◆ **Task brief**
Lines that contain "this" are to be counted; give only their number.

Figure contents as structured data:
* Start *
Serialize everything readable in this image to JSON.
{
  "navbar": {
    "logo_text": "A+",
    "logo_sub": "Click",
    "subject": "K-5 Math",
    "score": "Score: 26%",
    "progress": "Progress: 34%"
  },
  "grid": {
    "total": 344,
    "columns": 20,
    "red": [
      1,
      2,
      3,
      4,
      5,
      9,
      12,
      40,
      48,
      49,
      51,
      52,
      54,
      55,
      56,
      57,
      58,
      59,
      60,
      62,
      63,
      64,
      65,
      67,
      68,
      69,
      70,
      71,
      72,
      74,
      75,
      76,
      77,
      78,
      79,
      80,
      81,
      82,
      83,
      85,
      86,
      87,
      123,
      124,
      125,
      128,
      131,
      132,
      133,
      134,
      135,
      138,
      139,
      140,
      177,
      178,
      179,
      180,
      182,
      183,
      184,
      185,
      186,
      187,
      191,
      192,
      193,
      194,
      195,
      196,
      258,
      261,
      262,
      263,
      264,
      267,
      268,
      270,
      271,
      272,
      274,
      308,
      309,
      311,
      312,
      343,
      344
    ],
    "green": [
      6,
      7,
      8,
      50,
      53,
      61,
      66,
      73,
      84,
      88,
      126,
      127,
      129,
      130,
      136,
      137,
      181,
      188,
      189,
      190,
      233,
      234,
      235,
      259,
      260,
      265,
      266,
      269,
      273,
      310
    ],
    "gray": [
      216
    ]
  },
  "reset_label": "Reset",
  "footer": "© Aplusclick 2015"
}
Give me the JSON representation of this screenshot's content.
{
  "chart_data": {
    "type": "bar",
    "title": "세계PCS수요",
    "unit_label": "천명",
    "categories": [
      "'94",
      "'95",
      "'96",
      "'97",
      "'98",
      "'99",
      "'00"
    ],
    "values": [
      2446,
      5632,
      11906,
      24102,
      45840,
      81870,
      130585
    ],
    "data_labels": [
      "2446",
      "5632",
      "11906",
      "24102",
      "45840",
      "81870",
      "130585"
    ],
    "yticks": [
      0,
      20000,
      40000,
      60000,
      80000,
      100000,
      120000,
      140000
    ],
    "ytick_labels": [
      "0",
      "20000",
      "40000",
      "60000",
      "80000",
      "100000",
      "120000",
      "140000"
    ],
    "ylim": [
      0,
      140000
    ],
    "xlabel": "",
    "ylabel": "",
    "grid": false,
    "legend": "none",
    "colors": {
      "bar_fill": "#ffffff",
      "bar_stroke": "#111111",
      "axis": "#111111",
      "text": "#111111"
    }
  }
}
* End *
◆ **Correct result**
2